In the records below, find each line with the word "color" and copy it.

===== Records for the exercise

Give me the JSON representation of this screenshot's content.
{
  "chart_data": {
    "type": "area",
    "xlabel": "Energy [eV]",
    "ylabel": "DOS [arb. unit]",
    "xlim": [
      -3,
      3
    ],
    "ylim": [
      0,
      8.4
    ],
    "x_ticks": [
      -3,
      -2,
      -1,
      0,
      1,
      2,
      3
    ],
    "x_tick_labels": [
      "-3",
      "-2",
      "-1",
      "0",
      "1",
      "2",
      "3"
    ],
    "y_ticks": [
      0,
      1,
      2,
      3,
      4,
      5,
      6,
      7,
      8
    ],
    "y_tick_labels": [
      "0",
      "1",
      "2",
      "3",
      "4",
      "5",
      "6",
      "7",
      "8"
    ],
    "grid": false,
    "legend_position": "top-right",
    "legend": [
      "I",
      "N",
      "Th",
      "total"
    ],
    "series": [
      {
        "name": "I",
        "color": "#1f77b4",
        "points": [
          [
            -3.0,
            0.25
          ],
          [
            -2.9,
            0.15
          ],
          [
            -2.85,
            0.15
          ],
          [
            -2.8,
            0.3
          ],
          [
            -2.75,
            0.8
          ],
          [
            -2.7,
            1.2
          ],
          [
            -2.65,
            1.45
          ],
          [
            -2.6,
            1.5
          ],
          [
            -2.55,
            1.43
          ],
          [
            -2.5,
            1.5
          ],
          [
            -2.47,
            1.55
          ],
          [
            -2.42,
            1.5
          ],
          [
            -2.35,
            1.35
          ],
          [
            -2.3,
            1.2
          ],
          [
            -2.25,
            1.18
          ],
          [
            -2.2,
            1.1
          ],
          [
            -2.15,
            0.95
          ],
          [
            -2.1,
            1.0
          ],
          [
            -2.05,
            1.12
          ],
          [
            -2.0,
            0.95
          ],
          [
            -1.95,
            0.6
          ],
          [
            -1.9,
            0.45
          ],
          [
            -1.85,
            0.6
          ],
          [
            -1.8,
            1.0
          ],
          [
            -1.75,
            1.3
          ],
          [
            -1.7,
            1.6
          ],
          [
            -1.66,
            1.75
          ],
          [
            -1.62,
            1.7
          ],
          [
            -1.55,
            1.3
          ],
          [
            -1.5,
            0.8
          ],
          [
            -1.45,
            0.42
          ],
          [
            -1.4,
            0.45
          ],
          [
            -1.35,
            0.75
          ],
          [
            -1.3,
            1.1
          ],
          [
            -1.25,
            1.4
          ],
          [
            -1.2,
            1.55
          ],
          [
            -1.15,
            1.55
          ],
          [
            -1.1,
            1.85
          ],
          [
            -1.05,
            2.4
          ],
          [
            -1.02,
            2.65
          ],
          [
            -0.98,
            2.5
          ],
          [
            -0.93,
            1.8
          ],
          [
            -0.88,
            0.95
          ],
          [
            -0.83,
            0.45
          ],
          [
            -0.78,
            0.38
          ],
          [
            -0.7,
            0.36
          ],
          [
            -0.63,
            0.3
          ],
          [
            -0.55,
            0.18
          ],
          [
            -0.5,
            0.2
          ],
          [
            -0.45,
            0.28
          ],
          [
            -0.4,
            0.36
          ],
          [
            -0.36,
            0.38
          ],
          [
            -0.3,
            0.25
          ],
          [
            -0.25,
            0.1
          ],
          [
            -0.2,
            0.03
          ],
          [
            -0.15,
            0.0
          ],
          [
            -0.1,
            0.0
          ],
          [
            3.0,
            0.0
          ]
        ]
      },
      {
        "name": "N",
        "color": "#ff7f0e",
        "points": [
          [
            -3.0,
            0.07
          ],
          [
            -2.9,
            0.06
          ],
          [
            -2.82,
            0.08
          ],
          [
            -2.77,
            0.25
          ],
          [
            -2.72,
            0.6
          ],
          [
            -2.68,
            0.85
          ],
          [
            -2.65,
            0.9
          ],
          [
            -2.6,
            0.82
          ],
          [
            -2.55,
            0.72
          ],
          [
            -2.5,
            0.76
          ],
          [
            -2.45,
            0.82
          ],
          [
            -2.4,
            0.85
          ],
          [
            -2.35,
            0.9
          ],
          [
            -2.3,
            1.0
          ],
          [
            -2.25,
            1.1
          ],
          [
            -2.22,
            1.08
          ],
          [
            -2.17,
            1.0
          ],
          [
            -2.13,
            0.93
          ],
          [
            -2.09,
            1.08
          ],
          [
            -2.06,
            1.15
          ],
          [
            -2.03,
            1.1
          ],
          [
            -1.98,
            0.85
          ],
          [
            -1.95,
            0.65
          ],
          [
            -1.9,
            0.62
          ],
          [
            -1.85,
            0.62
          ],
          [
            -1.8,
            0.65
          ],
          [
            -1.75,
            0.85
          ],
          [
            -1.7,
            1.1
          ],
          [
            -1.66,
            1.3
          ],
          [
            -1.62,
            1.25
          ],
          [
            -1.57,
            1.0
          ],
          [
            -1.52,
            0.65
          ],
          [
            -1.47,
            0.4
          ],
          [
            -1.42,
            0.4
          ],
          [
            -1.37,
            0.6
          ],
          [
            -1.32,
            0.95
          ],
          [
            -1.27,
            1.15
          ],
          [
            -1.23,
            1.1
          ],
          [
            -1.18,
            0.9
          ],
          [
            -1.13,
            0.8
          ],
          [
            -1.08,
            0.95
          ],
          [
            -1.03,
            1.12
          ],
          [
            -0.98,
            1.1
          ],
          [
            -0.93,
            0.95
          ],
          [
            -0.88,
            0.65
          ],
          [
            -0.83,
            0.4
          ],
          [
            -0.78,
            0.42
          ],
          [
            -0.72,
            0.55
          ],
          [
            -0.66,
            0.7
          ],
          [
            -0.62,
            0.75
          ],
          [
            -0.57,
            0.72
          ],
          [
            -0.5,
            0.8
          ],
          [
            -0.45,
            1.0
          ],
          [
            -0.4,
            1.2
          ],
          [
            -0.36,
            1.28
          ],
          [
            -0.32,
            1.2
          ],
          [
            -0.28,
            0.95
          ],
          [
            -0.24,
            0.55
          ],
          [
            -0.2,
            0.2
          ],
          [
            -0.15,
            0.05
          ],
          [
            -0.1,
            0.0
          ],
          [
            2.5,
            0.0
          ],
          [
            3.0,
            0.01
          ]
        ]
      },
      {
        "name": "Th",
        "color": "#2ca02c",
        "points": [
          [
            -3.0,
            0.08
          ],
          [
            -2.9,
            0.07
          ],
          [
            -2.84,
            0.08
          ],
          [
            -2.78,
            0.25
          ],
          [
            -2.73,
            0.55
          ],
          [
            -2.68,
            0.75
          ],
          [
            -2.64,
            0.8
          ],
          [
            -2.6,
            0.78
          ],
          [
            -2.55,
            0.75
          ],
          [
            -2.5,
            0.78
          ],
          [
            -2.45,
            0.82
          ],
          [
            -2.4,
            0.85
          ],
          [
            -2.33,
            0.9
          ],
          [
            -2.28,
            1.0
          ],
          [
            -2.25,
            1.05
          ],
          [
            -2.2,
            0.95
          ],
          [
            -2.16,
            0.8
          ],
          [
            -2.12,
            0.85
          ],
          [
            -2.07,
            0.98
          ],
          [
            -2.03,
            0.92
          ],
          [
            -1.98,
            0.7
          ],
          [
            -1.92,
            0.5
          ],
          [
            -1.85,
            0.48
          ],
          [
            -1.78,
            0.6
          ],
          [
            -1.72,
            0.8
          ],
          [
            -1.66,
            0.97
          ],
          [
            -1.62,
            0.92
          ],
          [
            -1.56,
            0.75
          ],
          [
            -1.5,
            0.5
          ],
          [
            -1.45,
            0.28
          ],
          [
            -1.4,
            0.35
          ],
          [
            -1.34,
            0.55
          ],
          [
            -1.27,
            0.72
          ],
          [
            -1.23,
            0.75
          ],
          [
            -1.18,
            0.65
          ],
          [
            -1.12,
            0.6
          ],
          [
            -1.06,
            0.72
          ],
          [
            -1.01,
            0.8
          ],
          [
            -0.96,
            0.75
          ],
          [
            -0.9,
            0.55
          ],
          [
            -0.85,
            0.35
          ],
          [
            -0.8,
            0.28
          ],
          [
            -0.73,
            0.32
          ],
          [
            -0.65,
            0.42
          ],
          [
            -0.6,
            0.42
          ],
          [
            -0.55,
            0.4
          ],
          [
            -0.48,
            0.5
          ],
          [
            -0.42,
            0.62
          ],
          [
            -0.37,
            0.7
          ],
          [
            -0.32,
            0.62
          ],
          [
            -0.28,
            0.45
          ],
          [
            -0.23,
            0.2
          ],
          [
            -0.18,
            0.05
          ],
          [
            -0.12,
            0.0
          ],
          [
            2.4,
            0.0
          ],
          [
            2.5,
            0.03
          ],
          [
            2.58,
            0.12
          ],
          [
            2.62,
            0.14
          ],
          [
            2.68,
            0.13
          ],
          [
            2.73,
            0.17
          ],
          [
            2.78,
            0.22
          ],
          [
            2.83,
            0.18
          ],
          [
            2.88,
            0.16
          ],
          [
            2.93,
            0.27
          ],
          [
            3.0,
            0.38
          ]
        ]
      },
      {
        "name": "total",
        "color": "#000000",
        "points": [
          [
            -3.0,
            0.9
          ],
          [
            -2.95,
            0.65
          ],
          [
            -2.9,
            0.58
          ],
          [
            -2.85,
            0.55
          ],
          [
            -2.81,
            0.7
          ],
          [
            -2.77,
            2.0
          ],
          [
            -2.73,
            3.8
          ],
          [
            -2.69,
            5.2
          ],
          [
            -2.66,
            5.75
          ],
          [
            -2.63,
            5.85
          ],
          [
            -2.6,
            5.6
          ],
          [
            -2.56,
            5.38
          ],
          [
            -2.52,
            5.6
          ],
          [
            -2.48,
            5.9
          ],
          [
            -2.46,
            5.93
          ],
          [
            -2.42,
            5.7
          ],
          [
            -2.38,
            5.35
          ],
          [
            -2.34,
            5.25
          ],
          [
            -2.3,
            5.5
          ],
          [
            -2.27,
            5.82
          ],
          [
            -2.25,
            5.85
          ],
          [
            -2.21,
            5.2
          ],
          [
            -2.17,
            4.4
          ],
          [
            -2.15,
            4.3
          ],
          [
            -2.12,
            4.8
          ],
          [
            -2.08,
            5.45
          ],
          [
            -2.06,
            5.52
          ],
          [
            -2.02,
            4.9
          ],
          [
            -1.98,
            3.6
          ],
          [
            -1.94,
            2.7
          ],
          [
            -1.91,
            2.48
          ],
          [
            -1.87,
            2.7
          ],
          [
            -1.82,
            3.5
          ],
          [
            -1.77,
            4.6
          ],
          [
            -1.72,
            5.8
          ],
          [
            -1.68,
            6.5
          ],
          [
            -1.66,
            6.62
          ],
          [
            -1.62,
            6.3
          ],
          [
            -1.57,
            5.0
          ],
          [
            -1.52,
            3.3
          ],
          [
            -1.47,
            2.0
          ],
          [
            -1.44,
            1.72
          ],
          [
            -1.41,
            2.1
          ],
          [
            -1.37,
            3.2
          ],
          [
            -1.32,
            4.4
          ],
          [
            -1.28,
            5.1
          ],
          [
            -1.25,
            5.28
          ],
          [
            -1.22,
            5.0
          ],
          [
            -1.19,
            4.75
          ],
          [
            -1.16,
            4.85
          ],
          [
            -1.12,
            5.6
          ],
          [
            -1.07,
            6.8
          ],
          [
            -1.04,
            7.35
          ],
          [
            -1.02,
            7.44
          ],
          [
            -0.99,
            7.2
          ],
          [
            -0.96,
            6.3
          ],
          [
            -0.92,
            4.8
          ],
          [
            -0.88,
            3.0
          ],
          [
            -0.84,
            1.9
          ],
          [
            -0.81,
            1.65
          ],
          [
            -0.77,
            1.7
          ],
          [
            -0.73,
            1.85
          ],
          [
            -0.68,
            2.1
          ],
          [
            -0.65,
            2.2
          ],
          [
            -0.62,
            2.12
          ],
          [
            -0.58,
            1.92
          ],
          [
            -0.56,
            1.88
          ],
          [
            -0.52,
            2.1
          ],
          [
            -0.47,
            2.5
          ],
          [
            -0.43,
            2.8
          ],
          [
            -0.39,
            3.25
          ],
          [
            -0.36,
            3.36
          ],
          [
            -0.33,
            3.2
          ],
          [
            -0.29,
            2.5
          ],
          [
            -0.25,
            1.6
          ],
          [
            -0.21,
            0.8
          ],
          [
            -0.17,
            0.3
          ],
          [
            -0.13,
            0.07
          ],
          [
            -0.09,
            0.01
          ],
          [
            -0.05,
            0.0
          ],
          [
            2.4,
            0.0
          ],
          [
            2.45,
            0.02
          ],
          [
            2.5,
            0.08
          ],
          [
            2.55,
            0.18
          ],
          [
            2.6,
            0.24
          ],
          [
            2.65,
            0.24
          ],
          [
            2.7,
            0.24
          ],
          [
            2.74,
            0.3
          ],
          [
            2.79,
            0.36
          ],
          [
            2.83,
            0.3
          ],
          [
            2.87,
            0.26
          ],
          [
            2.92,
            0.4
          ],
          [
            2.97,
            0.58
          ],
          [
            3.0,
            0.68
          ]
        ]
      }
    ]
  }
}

==========

### Response below
        "color": "#1f77b4",
        "color": "#ff7f0e",
        "color": "#2ca02c",
        "color": "#000000",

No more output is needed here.